Input for this task:

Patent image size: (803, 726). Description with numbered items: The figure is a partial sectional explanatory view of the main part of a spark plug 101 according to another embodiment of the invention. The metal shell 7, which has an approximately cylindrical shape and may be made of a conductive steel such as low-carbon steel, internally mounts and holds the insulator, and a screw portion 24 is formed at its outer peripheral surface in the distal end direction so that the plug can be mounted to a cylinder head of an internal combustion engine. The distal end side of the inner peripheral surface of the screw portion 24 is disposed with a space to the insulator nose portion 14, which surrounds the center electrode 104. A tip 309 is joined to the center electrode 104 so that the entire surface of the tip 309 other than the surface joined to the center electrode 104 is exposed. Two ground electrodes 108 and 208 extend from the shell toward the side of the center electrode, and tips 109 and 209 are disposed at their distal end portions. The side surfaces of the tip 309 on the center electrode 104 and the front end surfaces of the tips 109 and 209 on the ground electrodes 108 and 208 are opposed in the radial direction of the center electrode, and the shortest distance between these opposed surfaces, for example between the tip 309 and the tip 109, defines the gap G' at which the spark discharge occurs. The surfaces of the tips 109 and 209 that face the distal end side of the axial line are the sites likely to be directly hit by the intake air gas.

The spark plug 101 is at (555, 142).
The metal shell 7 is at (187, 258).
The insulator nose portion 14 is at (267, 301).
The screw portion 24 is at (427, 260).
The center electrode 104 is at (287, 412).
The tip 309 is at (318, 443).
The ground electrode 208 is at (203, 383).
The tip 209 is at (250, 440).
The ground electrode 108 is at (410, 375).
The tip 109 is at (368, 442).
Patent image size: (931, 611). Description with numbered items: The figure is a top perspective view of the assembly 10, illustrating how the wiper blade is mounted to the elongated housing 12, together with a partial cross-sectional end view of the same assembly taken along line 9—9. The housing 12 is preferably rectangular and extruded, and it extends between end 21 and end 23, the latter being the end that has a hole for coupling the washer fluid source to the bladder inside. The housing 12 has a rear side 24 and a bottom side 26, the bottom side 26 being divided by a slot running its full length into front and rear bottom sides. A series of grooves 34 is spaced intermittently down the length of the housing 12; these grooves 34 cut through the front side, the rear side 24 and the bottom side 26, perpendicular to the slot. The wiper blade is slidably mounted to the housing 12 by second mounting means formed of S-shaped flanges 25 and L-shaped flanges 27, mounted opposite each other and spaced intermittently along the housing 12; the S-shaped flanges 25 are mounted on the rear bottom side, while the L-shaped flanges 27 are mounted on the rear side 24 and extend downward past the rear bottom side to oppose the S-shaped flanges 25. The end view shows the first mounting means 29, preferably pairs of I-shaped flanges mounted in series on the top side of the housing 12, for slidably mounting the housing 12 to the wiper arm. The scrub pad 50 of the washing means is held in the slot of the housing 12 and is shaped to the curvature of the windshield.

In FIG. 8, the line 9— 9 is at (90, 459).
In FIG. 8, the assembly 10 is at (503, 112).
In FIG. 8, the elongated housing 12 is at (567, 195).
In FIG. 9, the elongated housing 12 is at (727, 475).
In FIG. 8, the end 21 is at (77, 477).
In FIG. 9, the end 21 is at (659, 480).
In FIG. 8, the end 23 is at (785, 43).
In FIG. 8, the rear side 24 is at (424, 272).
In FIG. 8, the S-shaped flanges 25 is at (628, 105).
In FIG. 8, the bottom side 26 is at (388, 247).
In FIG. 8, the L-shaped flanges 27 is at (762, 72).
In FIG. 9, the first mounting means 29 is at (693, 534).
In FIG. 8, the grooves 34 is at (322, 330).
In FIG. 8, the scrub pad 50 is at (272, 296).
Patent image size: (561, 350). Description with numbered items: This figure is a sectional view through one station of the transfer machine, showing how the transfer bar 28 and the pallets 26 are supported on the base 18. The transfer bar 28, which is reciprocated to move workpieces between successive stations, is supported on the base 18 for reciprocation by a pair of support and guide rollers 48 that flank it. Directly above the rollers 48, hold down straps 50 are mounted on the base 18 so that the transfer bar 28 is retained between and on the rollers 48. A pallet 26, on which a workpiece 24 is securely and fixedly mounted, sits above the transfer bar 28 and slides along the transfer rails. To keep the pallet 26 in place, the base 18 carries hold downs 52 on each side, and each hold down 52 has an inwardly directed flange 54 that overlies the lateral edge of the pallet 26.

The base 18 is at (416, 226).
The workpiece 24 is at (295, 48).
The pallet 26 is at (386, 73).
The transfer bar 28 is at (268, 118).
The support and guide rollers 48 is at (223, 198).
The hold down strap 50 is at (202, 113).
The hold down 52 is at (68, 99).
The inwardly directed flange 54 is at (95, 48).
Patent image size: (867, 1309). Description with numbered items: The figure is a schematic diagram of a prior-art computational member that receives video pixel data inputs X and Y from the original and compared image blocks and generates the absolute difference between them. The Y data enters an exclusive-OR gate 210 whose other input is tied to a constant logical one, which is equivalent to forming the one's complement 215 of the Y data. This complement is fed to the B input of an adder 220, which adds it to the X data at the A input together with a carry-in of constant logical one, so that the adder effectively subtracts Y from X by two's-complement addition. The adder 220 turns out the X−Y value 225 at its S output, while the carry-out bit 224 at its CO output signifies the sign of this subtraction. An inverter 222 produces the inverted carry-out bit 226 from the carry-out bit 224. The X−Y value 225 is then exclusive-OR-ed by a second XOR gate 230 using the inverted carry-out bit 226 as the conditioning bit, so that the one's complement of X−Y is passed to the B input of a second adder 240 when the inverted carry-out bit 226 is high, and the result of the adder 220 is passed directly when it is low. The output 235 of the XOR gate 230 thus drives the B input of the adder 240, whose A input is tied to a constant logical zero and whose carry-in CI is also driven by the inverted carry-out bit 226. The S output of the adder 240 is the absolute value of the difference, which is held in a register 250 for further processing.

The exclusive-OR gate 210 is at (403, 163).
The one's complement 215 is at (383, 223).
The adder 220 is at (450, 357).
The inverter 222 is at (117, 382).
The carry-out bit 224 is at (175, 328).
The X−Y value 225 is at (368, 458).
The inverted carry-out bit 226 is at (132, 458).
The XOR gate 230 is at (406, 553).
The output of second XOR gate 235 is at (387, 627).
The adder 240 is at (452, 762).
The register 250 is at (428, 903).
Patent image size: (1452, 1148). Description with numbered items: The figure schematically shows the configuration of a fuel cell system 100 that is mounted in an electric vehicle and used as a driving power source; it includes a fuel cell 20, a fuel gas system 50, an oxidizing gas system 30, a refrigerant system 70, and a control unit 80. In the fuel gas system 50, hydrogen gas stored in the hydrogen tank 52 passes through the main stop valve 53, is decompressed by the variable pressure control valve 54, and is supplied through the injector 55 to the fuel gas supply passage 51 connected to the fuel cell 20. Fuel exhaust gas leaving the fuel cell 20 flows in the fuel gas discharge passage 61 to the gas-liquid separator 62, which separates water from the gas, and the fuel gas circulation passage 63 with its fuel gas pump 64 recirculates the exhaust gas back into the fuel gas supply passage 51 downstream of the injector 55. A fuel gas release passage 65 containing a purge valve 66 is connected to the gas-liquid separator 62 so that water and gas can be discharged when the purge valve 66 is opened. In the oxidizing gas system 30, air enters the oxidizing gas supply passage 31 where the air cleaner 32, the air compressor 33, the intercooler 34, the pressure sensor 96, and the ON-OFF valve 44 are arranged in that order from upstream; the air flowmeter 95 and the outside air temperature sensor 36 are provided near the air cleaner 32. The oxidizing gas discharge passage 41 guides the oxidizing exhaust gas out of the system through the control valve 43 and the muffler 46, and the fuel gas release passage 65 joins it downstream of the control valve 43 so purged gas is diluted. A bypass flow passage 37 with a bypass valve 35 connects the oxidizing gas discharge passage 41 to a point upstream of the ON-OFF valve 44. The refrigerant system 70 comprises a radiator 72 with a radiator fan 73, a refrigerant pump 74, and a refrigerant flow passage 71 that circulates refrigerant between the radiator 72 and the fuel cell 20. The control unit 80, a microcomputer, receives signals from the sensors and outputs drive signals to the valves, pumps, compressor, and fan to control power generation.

Given problem: Write out the items above exactly, beginning with the line that contains "Patent image size: (561, 350)." and stopping after the line that contains "The inwardly directed".

Reply to the task:
Patent image size: (561, 350). Description with numbered items: This figure is a sectional view through one station of the transfer machine, showing how the transfer bar 28 and the pallets 26 are supported on the base 18. The transfer bar 28, which is reciprocated to move workpieces between successive stations, is supported on the base 18 for reciprocation by a pair of support and guide rollers 48 that flank it. Directly above the rollers 48, hold down straps 50 are mounted on the base 18 so that the transfer bar 28 is retained between and on the rollers 48. A pallet 26, on which a workpiece 24 is securely and fixedly mounted, sits above the transfer bar 28 and slides along the transfer rails. To keep the pallet 26 in place, the base 18 carries hold downs 52 on each side, and each hold down 52 has an inwardly directed flange 54 that overlies the lateral edge of the pallet 26.

The base 18 is at (416, 226).
The workpiece 24 is at (295, 48).
The pallet 26 is at (386, 73).
The transfer bar 28 is at (268, 118).
The support and guide rollers 48 is at (223, 198).
The hold down strap 50 is at (202, 113).
The hold down 52 is at (68, 99).
The inwardly directed flange 54 is at (95, 48).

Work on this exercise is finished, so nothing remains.